◆ **What the task requires**: Pictures do not belong in the copy, so please give every entry below again exactly.

────────────────────────────────────────

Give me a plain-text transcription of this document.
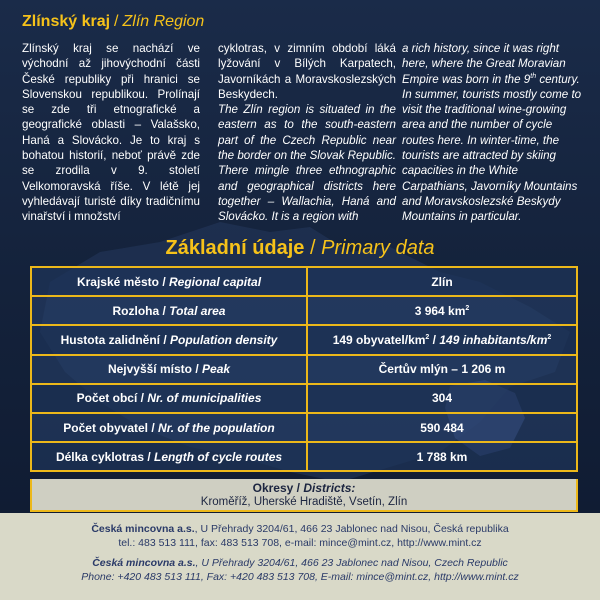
Zlínský kraj / Zlín Region

Zlínský kraj se nachází ve východní až jihovýchodní části České republiky při hranici se Slovenskou republikou. Prolínají se zde tři etnografické a geografické oblasti – Valašsko, Haná a Slovácko. Je to kraj s bohatou historií, neboť právě zde se zrodila v 9. století Velkomoravská říše. V létě jej vyhledávají turisté díky tradičnímu vinařství i množství

cyklotras, v zimním období láká lyžování v Bílých Karpatech, Javorníkách a Moravskoslezských Beskydech.

The Zlín region is situated in the eastern as to the south-eastern part of the Czech Republic near the border on the Slovak Republic. There mingle three ethnographic and geographical districts here together – Wallachia, Haná and Slovácko. It is a region with

a rich history, since it was right here, where the Great Moravian Empire was born in the 9th century. In summer, tourists mostly come to visit the traditional wine-growing area and the number of cycle routes here. In winter-time, the tourists are attracted by skiing capacities in the White Carpathians, Javorníky Mountains and Moravskoslezské Beskydy Mountains in particular.

Základní údaje / Primary data
Krajské město / Regional capital	Zlín
Rozloha / Total area	3 964 $km^2$
Hustota zalidnění / Population density	149 obyvatel/$km^2 / 149$ inhabitants/$km^2$
Nejvyšší místo / Peak	Čertův mlýn – 1 206 m
Počet obcí / Nr. of municipalities	304
Počet obyvatel / Nr. of the population	590 484
Délka cyklotras / Length of cycle routes	1 788 km
Okresy / Districts:
Kroměříž, Uherské Hradiště, Vsetín, Zlín
Česká mincovna a.s., U Přehrady 3204/61, 466 23 Jablonec nad Nisou, Česká republika
tel.: 483 513 111, fax: 483 513 708, e-mail: mince@mint.cz, http://www.mint.cz
Česká mincovna a.s., U Přehrady 3204/61, 466 23 Jablonec nad Nisou, Czech Republic
Phone: +420 483 513 111, Fax: +420 483 513 708, E-mail: mince@mint.cz, http://www.mint.cz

────────────────────────────────────────

◆ **Solved exercise**:
Give me a plain-text transcription of this document.
Zlínský kraj / Zlín Region

Zlínský kraj se nachází ve východní až jihovýchodní části České republiky při hranici se Slovenskou republikou. Prolínají se zde tři etnografické a geografické oblasti – Valašsko, Haná a Slovácko. Je to kraj s bohatou historií, neboť právě zde se zrodila v 9. století Velkomoravská říše. V létě jej vyhledávají turisté díky tradičnímu vinařství i množství

cyklotras, v zimním období láká lyžování v Bílých Karpatech, Javorníkách a Moravskoslezských Beskydech.

The Zlín region is situated in the eastern as to the south-eastern part of the Czech Republic near the border on the Slovak Republic. There mingle three ethnographic and geographical districts here together – Wallachia, Haná and Slovácko. It is a region with

a rich history, since it was right here, where the Great Moravian Empire was born in the 9th century. In summer, tourists mostly come to visit the traditional wine-growing area and the number of cycle routes here. In winter-time, the tourists are attracted by skiing capacities in the White Carpathians, Javorníky Mountains and Moravskoslezské Beskydy Mountains in particular.

Základní údaje / Primary data
Krajské město / Regional capital	Zlín
Rozloha / Total area	3 964 $km^2$
Hustota zalidnění / Population density	149 obyvatel/$km^2 / 149$ inhabitants/$km^2$
Nejvyšší místo / Peak	Čertův mlýn – 1 206 m
Počet obcí / Nr. of municipalities	304
Počet obyvatel / Nr. of the population	590 484
Délka cyklotras / Length of cycle routes	1 788 km
Okresy / Districts:
Kroměříž, Uherské Hradiště, Vsetín, Zlín
Česká mincovna a.s., U Přehrady 3204/61, 466 23 Jablonec nad Nisou, Česká republika
tel.: 483 513 111, fax: 483 513 708, e-mail: mince@mint.cz, http://www.mint.cz
Česká mincovna a.s., U Přehrady 3204/61, 466 23 Jablonec nad Nisou, Czech Republic
Phone: +420 483 513 111, Fax: +420 483 513 708, E-mail: mince@mint.cz, http://www.mint.cz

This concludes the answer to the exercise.